To do
Restate the whole listing exactly.

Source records
============================================================

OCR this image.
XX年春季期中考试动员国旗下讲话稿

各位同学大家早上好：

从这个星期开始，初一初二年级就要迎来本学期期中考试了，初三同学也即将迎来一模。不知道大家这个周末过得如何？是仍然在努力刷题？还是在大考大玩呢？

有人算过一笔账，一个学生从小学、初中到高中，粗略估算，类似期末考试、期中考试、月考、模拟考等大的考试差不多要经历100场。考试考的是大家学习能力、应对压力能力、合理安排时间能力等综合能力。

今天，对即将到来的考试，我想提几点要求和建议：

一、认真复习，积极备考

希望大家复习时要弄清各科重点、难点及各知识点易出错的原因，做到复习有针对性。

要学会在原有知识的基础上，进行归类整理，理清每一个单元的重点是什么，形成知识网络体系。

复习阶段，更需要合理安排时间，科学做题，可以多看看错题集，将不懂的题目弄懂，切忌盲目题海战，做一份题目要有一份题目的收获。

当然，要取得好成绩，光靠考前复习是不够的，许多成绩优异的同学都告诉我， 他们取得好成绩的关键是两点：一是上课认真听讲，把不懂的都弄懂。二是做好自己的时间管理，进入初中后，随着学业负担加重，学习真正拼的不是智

============================================================

Solved exercise
OCR this image.
XX年春季期中考试动员国旗下讲话稿

各位同学大家早上好：

从这个星期开始，初一初二年级就要迎来本学期期中考试了，初三同学也即将迎来一模。不知道大家这个周末过得如何？是仍然在努力刷题？还是在大考大玩呢？

有人算过一笔账，一个学生从小学、初中到高中，粗略估算，类似期末考试、期中考试、月考、模拟考等大的考试差不多要经历100场。考试考的是大家学习能力、应对压力能力、合理安排时间能力等综合能力。

今天，对即将到来的考试，我想提几点要求和建议：

一、认真复习，积极备考

希望大家复习时要弄清各科重点、难点及各知识点易出错的原因，做到复习有针对性。

要学会在原有知识的基础上，进行归类整理，理清每一个单元的重点是什么，形成知识网络体系。

复习阶段，更需要合理安排时间，科学做题，可以多看看错题集，将不懂的题目弄懂，切忌盲目题海战，做一份题目要有一份题目的收获。

当然，要取得好成绩，光靠考前复习是不够的，许多成绩优异的同学都告诉我， 他们取得好成绩的关键是两点：一是上课认真听讲，把不懂的都弄懂。二是做好自己的时间管理，进入初中后，随着学业负担加重，学习真正拼的不是智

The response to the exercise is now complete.